§ Exercise brief: Every line below that includes "original" counts toward the total. Report that total alone.

begin

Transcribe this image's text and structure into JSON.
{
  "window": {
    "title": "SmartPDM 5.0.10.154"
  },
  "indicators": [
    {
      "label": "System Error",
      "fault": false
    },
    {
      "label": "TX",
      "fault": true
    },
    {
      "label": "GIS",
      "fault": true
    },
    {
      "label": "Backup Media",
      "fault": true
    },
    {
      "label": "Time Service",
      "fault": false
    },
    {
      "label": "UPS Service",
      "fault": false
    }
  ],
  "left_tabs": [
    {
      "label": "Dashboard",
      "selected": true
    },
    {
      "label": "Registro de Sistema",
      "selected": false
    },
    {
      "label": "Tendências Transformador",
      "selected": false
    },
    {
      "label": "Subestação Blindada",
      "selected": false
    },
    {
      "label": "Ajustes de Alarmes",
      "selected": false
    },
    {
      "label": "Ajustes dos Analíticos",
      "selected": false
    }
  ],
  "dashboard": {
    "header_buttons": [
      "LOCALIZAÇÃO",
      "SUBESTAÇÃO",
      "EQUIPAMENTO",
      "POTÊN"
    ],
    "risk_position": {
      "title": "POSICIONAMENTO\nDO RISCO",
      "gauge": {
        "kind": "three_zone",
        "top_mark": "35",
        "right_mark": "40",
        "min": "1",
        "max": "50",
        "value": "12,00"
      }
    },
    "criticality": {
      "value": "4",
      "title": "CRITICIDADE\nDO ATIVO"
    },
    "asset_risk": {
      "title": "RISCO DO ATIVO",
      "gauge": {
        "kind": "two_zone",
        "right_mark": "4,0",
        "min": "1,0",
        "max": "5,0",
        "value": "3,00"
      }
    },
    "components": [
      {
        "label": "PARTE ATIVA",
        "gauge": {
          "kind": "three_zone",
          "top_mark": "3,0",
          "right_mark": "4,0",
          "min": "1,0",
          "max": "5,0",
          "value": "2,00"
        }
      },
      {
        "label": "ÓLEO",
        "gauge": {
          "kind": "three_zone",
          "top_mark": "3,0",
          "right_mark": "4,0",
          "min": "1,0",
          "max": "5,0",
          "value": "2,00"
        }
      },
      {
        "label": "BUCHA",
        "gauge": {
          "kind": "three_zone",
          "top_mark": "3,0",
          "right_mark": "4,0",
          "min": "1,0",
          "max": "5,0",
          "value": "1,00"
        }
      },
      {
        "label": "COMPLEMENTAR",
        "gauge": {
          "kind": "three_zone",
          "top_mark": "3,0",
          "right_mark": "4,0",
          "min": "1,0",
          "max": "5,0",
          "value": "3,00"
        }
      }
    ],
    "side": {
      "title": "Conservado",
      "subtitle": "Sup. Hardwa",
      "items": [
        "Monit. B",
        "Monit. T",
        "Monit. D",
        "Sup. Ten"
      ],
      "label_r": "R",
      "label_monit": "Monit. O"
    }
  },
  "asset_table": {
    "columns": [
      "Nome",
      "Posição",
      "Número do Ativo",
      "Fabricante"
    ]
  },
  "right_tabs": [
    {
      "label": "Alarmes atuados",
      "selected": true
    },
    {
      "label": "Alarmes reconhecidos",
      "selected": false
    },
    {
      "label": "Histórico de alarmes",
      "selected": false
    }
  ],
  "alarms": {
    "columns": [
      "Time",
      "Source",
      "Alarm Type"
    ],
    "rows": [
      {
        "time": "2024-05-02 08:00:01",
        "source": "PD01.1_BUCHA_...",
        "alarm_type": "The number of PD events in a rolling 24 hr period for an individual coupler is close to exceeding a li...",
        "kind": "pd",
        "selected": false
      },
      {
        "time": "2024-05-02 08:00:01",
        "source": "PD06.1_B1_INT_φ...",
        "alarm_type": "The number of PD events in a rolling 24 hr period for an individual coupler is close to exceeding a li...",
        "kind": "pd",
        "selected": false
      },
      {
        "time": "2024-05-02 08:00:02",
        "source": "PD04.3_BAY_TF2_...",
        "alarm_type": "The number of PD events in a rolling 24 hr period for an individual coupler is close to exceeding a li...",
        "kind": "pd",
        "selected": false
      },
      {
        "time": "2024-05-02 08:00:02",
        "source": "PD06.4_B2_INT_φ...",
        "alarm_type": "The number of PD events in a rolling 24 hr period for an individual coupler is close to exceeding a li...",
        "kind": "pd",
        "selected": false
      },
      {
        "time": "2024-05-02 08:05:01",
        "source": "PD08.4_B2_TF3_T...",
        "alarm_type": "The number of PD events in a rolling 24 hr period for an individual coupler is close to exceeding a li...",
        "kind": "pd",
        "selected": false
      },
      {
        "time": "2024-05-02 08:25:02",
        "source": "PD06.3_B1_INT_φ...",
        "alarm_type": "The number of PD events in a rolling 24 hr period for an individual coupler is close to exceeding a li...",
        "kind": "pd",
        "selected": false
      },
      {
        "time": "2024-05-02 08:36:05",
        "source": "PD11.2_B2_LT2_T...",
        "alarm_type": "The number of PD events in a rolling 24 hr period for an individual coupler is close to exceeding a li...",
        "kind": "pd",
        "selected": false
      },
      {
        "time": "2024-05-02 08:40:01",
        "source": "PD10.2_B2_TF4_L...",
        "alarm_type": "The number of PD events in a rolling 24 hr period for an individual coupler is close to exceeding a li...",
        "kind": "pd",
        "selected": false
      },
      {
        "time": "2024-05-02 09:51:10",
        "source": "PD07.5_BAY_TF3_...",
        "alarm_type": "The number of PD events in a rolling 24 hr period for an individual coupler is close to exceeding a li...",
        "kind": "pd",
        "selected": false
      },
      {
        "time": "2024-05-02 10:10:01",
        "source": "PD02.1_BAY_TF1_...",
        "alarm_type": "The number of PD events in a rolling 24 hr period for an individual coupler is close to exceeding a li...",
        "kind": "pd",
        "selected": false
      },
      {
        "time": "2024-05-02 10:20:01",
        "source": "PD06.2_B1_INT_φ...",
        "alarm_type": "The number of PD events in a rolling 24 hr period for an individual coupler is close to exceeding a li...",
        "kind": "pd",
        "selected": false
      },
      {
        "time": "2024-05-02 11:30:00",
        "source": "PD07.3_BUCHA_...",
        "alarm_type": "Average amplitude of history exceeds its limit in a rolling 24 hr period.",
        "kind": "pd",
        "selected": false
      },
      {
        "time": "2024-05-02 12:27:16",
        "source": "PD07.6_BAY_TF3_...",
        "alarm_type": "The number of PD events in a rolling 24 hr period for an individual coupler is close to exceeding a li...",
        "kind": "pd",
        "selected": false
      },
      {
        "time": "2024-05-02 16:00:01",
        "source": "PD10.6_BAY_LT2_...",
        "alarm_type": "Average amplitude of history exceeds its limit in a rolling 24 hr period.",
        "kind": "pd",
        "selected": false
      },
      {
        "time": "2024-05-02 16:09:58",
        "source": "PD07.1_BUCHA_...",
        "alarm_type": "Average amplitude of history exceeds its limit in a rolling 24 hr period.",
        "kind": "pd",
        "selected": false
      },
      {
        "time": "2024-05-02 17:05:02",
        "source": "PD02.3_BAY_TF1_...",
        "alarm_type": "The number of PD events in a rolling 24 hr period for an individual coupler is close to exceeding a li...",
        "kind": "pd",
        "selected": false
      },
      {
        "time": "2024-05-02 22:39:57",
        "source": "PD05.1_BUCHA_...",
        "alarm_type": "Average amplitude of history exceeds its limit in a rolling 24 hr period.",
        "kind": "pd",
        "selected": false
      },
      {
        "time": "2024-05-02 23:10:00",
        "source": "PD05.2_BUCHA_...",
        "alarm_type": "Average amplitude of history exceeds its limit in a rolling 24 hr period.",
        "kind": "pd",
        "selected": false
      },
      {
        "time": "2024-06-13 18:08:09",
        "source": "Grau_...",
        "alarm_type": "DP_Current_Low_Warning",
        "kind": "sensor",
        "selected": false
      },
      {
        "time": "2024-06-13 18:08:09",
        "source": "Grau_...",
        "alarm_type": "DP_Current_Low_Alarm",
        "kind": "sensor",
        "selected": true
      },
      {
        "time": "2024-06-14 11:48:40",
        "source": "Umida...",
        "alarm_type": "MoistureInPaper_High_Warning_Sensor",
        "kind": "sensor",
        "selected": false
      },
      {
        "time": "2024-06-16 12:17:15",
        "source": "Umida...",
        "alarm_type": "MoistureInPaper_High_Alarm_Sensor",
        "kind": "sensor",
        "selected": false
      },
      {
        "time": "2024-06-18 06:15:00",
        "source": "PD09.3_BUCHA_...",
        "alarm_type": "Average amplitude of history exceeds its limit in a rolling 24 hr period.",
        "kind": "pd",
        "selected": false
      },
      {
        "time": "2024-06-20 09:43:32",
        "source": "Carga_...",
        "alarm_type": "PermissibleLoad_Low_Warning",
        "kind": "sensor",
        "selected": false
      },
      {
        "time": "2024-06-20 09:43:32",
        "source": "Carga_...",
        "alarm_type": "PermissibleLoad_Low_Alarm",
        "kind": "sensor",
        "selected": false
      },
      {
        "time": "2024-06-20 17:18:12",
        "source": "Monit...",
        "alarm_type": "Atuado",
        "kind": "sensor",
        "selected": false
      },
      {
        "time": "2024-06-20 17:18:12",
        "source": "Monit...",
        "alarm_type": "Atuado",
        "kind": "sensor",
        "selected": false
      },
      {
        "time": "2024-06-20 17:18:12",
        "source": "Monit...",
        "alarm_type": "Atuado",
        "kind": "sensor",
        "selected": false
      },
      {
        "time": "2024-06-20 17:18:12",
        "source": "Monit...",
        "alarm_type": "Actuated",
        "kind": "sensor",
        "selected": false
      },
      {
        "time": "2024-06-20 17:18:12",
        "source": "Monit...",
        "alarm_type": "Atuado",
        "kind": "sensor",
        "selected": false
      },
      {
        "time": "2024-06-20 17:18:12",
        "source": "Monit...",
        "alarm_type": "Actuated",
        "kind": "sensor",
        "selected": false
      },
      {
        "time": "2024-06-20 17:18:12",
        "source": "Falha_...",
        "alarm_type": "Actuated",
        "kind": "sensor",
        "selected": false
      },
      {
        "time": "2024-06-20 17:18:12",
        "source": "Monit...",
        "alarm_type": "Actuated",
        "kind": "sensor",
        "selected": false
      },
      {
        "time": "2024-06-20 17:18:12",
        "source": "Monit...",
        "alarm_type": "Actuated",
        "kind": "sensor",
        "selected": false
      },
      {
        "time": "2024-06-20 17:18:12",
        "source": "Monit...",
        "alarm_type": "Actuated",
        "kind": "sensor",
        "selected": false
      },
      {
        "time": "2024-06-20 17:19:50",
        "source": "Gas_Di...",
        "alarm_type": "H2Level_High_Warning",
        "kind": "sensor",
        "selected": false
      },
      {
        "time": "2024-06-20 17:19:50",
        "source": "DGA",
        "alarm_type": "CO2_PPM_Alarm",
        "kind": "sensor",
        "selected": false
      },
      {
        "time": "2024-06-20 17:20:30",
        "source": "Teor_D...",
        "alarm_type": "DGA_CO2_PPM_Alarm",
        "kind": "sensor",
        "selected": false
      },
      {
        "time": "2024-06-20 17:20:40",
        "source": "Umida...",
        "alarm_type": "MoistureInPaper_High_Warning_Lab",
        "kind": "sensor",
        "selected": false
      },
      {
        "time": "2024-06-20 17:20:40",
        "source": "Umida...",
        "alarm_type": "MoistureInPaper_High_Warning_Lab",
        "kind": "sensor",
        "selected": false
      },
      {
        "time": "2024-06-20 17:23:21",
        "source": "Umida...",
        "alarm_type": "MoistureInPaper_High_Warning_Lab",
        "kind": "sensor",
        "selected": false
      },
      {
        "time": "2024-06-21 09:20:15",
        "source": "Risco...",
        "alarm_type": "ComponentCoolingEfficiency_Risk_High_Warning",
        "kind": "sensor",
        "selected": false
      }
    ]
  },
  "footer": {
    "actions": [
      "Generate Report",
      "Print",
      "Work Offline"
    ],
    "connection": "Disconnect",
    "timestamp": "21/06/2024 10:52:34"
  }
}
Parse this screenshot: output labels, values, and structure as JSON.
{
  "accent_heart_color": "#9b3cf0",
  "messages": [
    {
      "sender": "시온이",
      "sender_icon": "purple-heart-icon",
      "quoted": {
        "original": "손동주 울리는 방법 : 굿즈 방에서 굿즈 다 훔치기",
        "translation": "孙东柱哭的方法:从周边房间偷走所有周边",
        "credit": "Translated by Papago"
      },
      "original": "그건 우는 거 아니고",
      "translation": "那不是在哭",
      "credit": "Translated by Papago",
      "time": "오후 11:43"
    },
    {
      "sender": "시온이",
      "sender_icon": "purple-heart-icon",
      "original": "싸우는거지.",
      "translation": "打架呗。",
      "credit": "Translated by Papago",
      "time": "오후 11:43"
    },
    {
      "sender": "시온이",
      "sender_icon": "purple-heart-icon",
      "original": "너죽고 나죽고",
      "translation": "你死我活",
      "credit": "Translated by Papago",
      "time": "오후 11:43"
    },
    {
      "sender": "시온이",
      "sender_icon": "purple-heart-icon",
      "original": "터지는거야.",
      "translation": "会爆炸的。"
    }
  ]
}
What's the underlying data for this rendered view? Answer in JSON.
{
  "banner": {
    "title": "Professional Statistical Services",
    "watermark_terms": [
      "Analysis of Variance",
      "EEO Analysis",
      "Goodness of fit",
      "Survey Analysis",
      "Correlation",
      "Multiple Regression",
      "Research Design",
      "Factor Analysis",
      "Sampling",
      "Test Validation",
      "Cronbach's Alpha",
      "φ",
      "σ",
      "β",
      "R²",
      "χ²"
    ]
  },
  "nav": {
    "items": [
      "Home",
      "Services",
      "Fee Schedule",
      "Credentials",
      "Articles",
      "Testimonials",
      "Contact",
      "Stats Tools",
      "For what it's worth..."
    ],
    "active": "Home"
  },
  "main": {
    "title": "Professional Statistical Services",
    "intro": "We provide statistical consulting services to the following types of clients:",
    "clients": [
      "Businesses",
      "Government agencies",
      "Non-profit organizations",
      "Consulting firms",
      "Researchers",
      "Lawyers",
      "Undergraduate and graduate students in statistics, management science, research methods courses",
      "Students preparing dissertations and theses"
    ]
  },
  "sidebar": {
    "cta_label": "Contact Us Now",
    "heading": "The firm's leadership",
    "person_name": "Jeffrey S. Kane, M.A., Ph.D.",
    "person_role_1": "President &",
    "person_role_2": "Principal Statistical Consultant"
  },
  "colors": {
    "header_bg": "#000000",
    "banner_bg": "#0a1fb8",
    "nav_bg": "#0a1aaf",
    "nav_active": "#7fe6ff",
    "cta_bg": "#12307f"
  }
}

end

§ Expected answer: 5